§ Short exercise
Copy each line of the records that contains the word "European".

Figure record listings:
☆ ☆ ☆ ☆ ☆ ☆ ☆

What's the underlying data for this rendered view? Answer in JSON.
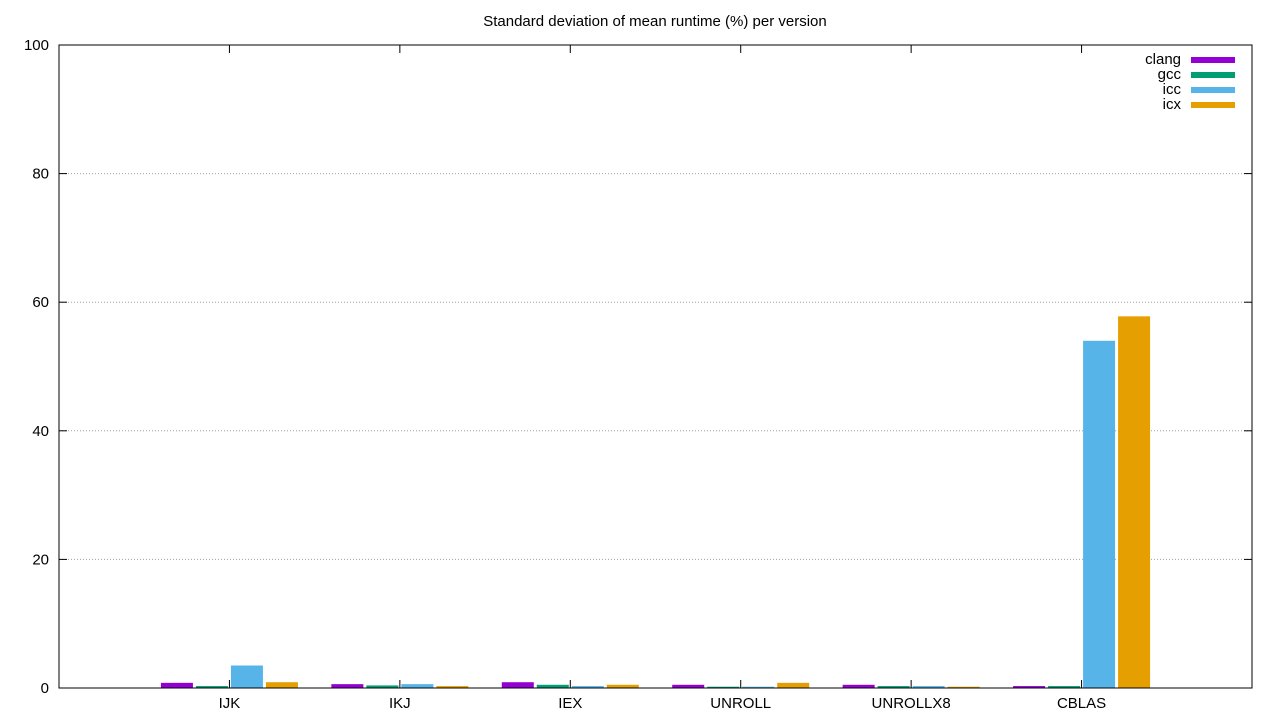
{
  "chart_data": {
    "type": "bar",
    "title": "Standard deviation of mean runtime (%) per version",
    "xlabel": "",
    "ylabel": "",
    "categories": [
      "IJK",
      "IKJ",
      "IEX",
      "UNROLL",
      "UNROLLX8",
      "CBLAS"
    ],
    "ylim": [
      0,
      100
    ],
    "yticks": [
      0,
      20,
      40,
      60,
      80,
      100
    ],
    "grid": true,
    "legend_position": "top-right",
    "series": [
      {
        "name": "clang",
        "color": "#9400d3",
        "values": [
          0.8,
          0.6,
          0.9,
          0.5,
          0.5,
          0.3
        ]
      },
      {
        "name": "gcc",
        "color": "#009e73",
        "values": [
          0.3,
          0.4,
          0.5,
          0.2,
          0.3,
          0.3
        ]
      },
      {
        "name": "icc",
        "color": "#56b4e9",
        "values": [
          3.5,
          0.6,
          0.3,
          0.2,
          0.3,
          54.0
        ]
      },
      {
        "name": "icx",
        "color": "#e69f00",
        "values": [
          0.9,
          0.3,
          0.5,
          0.8,
          0.2,
          57.8
        ]
      }
    ]
  }
}
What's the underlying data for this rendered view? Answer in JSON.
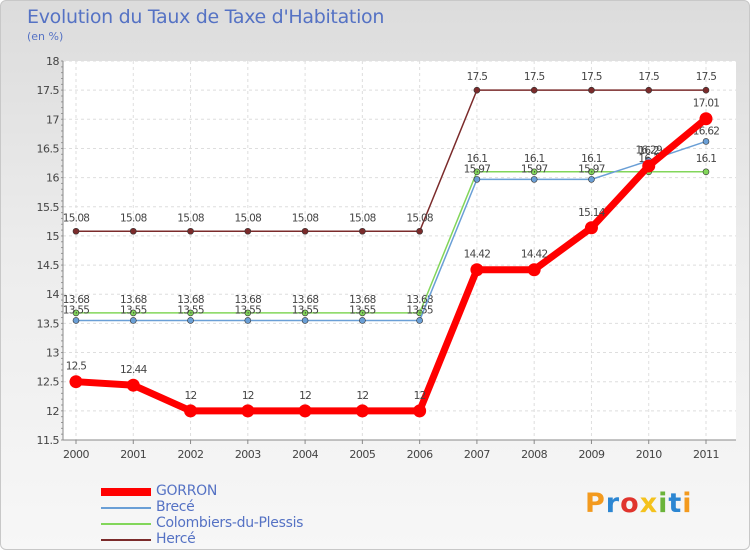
{
  "header": {
    "title": "Evolution du Taux de Taxe d'Habitation",
    "subtitle": "(en %)"
  },
  "chart_data": {
    "type": "line",
    "x": [
      "2000",
      "2001",
      "2002",
      "2003",
      "2004",
      "2005",
      "2006",
      "2007",
      "2008",
      "2009",
      "2010",
      "2011"
    ],
    "ylim": [
      11.5,
      18
    ],
    "yticks": [
      "11.5",
      "12",
      "12.5",
      "13",
      "13.5",
      "14",
      "14.5",
      "15",
      "15.5",
      "16",
      "16.5",
      "17",
      "17.5",
      "18"
    ],
    "grid": true,
    "series": [
      {
        "name": "Hercé",
        "color": "#7b2b2b",
        "values": [
          15.08,
          15.08,
          15.08,
          15.08,
          15.08,
          15.08,
          15.08,
          17.5,
          17.5,
          17.5,
          17.5,
          17.5
        ],
        "labels": [
          "15.08",
          "15.08",
          "15.08",
          "15.08",
          "15.08",
          "15.08",
          "15.08",
          "17.5",
          "17.5",
          "17.5",
          "17.5",
          "17.5"
        ]
      },
      {
        "name": "Colombiers-du-Plessis",
        "color": "#82d65a",
        "values": [
          13.68,
          13.68,
          13.68,
          13.68,
          13.68,
          13.68,
          13.68,
          16.1,
          16.1,
          16.1,
          16.1,
          16.1
        ],
        "labels": [
          "13.68",
          "13.68",
          "13.68",
          "13.68",
          "13.68",
          "13.68",
          "13.68",
          "16.1",
          "16.1",
          "16.1",
          "16.1",
          "16.1"
        ]
      },
      {
        "name": "Brecé",
        "color": "#6a9fd6",
        "values": [
          13.55,
          13.55,
          13.55,
          13.55,
          13.55,
          13.55,
          13.55,
          15.97,
          15.97,
          15.97,
          16.29,
          16.62
        ],
        "labels": [
          "13.55",
          "13.55",
          "13.55",
          "13.55",
          "13.55",
          "13.55",
          "13.55",
          "15.97",
          "15.97",
          "15.97",
          "16.29",
          "16.62"
        ]
      },
      {
        "name": "GORRON",
        "color": "#ff0000",
        "values": [
          12.5,
          12.44,
          12,
          12,
          12,
          12,
          12,
          14.42,
          14.42,
          15.14,
          16.2,
          17.01
        ],
        "labels": [
          "12.5",
          "12.44",
          "12",
          "12",
          "12",
          "12",
          "12",
          "14.42",
          "14.42",
          "15.14",
          "16.2",
          "17.01"
        ]
      }
    ]
  },
  "legend": {
    "items": [
      {
        "label": "GORRON",
        "color": "#ff0000"
      },
      {
        "label": "Brecé",
        "color": "#6a9fd6"
      },
      {
        "label": "Colombiers-du-Plessis",
        "color": "#82d65a"
      },
      {
        "label": "Hercé",
        "color": "#7b2b2b"
      }
    ]
  },
  "brand": {
    "name": "Proxiti",
    "letters": [
      "P",
      "r",
      "o",
      "x",
      "i",
      "t",
      "i"
    ]
  }
}
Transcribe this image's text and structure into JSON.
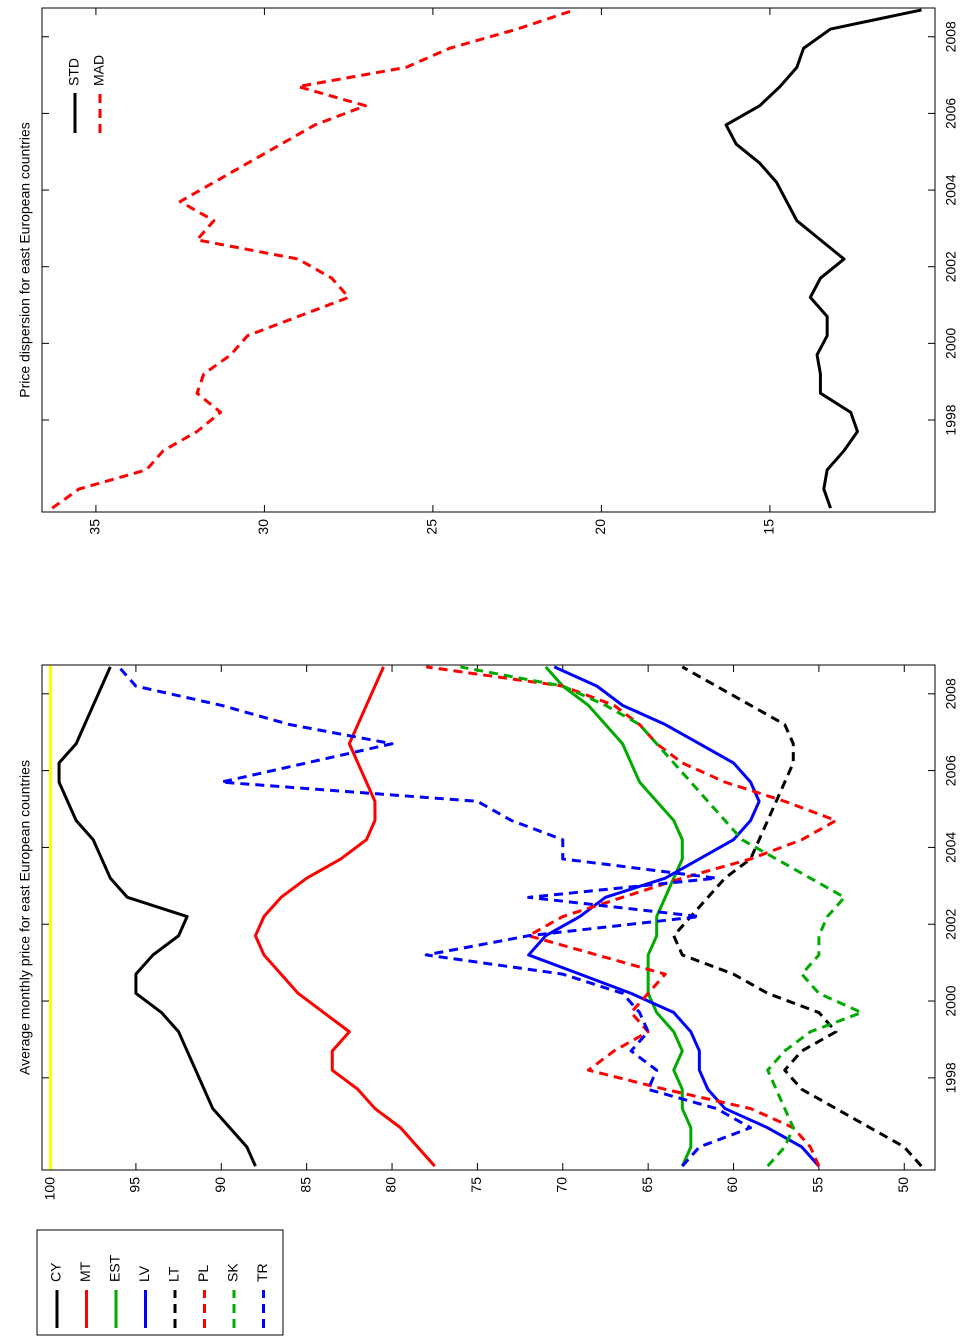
{
  "chart_data": [
    {
      "type": "line",
      "title": "Average monthly price for east European countries",
      "x": [
        1995.7,
        1996.2,
        1996.7,
        1997.2,
        1997.7,
        1998.2,
        1998.7,
        1999.2,
        1999.7,
        2000.2,
        2000.7,
        2001.2,
        2001.7,
        2002.2,
        2002.7,
        2003.2,
        2003.7,
        2004.2,
        2004.7,
        2005.2,
        2005.7,
        2006.2,
        2006.7,
        2007.2,
        2007.7,
        2008.2,
        2008.7
      ],
      "xlim": [
        1995.6,
        2008.75
      ],
      "xticks": [
        1998,
        2000,
        2002,
        2004,
        2006,
        2008
      ],
      "ylim": [
        48.2,
        100.5
      ],
      "yticks": [
        50,
        55,
        60,
        65,
        70,
        75,
        80,
        85,
        90,
        95,
        100
      ],
      "reference_line": {
        "value": 100,
        "color": "#ffff00"
      },
      "legend": "outside",
      "series": [
        {
          "name": "CY",
          "color": "#000000",
          "line_style": "solid",
          "values": [
            88,
            88.5,
            89.5,
            90.5,
            91,
            91.5,
            92,
            92.5,
            93.5,
            95,
            95,
            94,
            92.5,
            92,
            95.5,
            96.5,
            97,
            97.5,
            98.5,
            99,
            99.5,
            99.5,
            98.5,
            98,
            97.5,
            97,
            96.5
          ]
        },
        {
          "name": "MT",
          "color": "#ff0000",
          "line_style": "solid",
          "values": [
            77.5,
            78.5,
            79.5,
            81,
            82,
            83.5,
            83.5,
            82.5,
            84,
            85.5,
            86.5,
            87.5,
            88,
            87.5,
            86.5,
            85,
            83,
            81.5,
            81,
            81,
            81.5,
            82,
            82.5,
            82,
            81.5,
            81,
            80.5
          ]
        },
        {
          "name": "EST",
          "color": "#00aa00",
          "line_style": "solid",
          "values": [
            63,
            62.5,
            62.5,
            63,
            63,
            63.5,
            63,
            63.5,
            64.5,
            65,
            65,
            65,
            64.5,
            64.5,
            64,
            63.5,
            63,
            63,
            63.5,
            64.5,
            65.5,
            66,
            66.5,
            67.5,
            68.5,
            70,
            71
          ]
        },
        {
          "name": "LV",
          "color": "#0000ff",
          "line_style": "solid",
          "values": [
            55,
            56,
            58,
            60.5,
            61.5,
            62,
            62,
            62.5,
            63.5,
            66,
            69,
            72,
            71,
            69,
            67.5,
            64,
            62,
            60,
            59,
            58.5,
            59,
            60,
            62,
            64,
            66.5,
            68,
            70.5
          ]
        },
        {
          "name": "LT",
          "color": "#000000",
          "line_style": "dashed",
          "values": [
            49,
            50,
            52,
            54,
            56,
            57,
            56,
            54,
            55,
            58,
            60,
            63,
            63.5,
            62.5,
            61.5,
            60.5,
            59,
            58.5,
            58,
            57.5,
            57,
            56.5,
            56.5,
            57,
            59,
            61,
            63
          ]
        },
        {
          "name": "PL",
          "color": "#ff0000",
          "line_style": "dashed",
          "values": [
            55,
            55.5,
            56.5,
            59,
            64,
            68.5,
            67,
            65,
            66,
            65,
            64,
            68,
            72,
            70,
            66.5,
            63,
            59,
            56,
            54,
            57,
            60.5,
            63,
            64.5,
            65.5,
            67,
            70,
            78
          ]
        },
        {
          "name": "SK",
          "color": "#00aa00",
          "line_style": "dashed",
          "values": [
            58,
            57,
            56.5,
            57,
            57.5,
            58,
            57,
            55.5,
            52.5,
            55,
            56,
            55,
            55,
            54.5,
            53.5,
            55.5,
            57.5,
            59.5,
            60.5,
            61.5,
            62.5,
            63.5,
            64.5,
            65.5,
            67.5,
            70,
            76
          ]
        },
        {
          "name": "TR",
          "color": "#0000ff",
          "line_style": "dashed",
          "values": [
            63,
            62,
            59,
            61,
            65,
            64.5,
            66,
            65,
            65.5,
            66.5,
            70,
            78,
            72,
            62,
            72,
            61,
            70,
            70,
            73,
            75,
            90,
            85,
            80,
            86,
            90,
            95,
            96
          ]
        }
      ]
    },
    {
      "type": "line",
      "title": "Price dispersion for east European countries",
      "x": [
        1995.7,
        1996.2,
        1996.7,
        1997.2,
        1997.7,
        1998.2,
        1998.7,
        1999.2,
        1999.7,
        2000.2,
        2000.7,
        2001.2,
        2001.7,
        2002.2,
        2002.7,
        2003.2,
        2003.7,
        2004.2,
        2004.7,
        2005.2,
        2005.7,
        2006.2,
        2006.7,
        2007.2,
        2007.7,
        2008.2,
        2008.7
      ],
      "xlim": [
        1995.6,
        2008.75
      ],
      "xticks": [
        1998,
        2000,
        2002,
        2004,
        2006,
        2008
      ],
      "ylim": [
        10.1,
        36.6
      ],
      "yticks": [
        15,
        20,
        25,
        30,
        35
      ],
      "legend": "northeast",
      "series": [
        {
          "name": "STD",
          "color": "#000000",
          "line_style": "solid",
          "values": [
            13.2,
            13.4,
            13.3,
            12.8,
            12.4,
            12.6,
            13.5,
            13.5,
            13.6,
            13.3,
            13.3,
            13.8,
            13.5,
            12.8,
            13.5,
            14.2,
            14.5,
            14.8,
            15.3,
            16,
            16.3,
            15.3,
            14.7,
            14.2,
            14,
            13.2,
            10.5
          ]
        },
        {
          "name": "MAD",
          "color": "#ff0000",
          "line_style": "dashed",
          "values": [
            36.3,
            35.5,
            33.5,
            33,
            32,
            31.3,
            32,
            31.8,
            31,
            30.5,
            29,
            27.5,
            28,
            29,
            32,
            31.5,
            32.5,
            31.5,
            30.5,
            29.5,
            28.5,
            27,
            29,
            25.8,
            24.5,
            22.5,
            20.8
          ]
        }
      ]
    }
  ]
}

☆ ☆ ☆ ☆ ☆ ☆ ☆

§ Full output
      "title": "Average monthly price for east European countries",
      "title": "Price dispersion for east European countries",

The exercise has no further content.